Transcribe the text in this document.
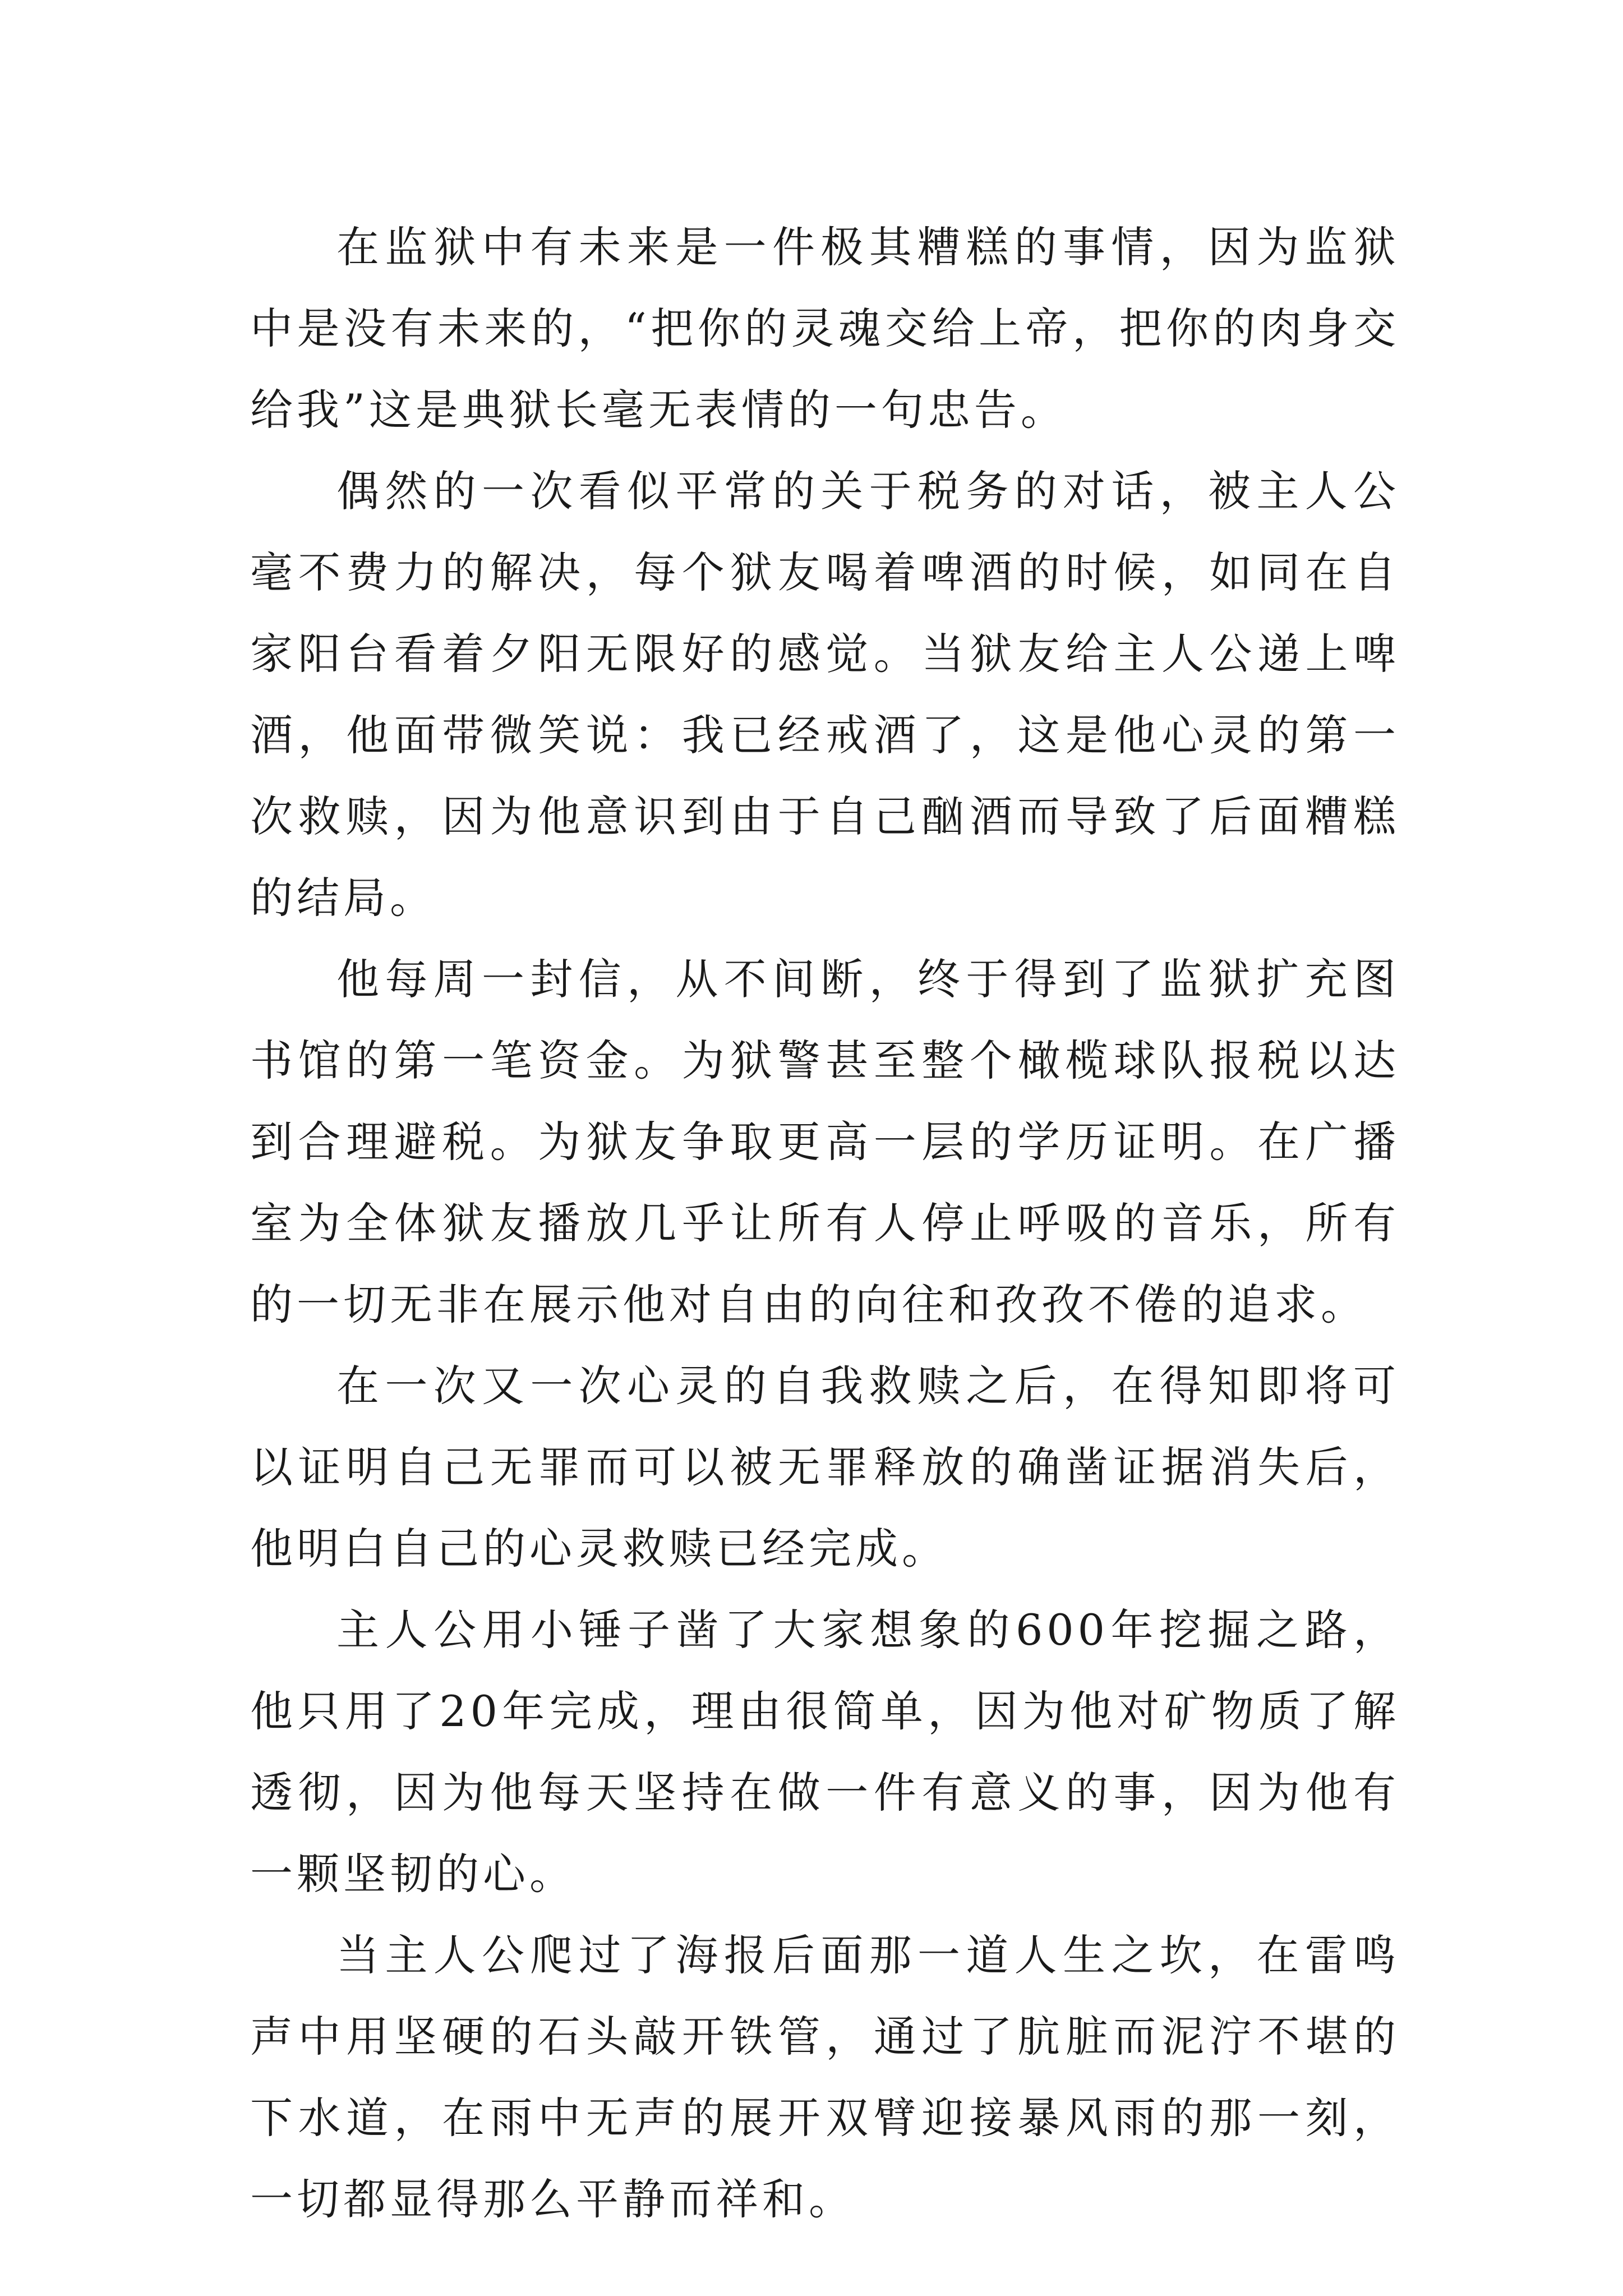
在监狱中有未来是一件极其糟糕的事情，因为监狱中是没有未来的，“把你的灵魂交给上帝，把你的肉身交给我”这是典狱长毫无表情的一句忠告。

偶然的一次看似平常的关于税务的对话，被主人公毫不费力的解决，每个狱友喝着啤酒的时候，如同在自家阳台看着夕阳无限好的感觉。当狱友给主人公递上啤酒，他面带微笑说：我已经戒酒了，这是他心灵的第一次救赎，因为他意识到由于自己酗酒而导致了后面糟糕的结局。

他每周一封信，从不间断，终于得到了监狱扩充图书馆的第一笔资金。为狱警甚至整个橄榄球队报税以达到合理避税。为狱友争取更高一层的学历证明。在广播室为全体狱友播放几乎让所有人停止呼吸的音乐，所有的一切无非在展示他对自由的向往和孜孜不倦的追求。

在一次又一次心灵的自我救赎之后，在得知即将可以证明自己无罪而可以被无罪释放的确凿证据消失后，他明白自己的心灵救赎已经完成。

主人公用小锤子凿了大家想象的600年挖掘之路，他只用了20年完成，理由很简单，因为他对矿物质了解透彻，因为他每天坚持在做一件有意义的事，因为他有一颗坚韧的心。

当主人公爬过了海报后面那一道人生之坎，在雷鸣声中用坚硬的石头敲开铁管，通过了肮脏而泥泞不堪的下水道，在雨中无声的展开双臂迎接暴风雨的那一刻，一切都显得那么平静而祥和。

Aim — Print all of the entries word for word. Skip any images they contain.

Response to the task —
Transcribe the text in this document.
在监狱中有未来是一件极其糟糕的事情，因为监狱中是没有未来的，“把你的灵魂交给上帝，把你的肉身交给我”这是典狱长毫无表情的一句忠告。

偶然的一次看似平常的关于税务的对话，被主人公毫不费力的解决，每个狱友喝着啤酒的时候，如同在自家阳台看着夕阳无限好的感觉。当狱友给主人公递上啤酒，他面带微笑说：我已经戒酒了，这是他心灵的第一次救赎，因为他意识到由于自己酗酒而导致了后面糟糕的结局。

他每周一封信，从不间断，终于得到了监狱扩充图书馆的第一笔资金。为狱警甚至整个橄榄球队报税以达到合理避税。为狱友争取更高一层的学历证明。在广播室为全体狱友播放几乎让所有人停止呼吸的音乐，所有的一切无非在展示他对自由的向往和孜孜不倦的追求。

在一次又一次心灵的自我救赎之后，在得知即将可以证明自己无罪而可以被无罪释放的确凿证据消失后，他明白自己的心灵救赎已经完成。

主人公用小锤子凿了大家想象的600年挖掘之路，他只用了20年完成，理由很简单，因为他对矿物质了解透彻，因为他每天坚持在做一件有意义的事，因为他有一颗坚韧的心。

当主人公爬过了海报后面那一道人生之坎，在雷鸣声中用坚硬的石头敲开铁管，通过了肮脏而泥泞不堪的下水道，在雨中无声的展开双臂迎接暴风雨的那一刻，一切都显得那么平静而祥和。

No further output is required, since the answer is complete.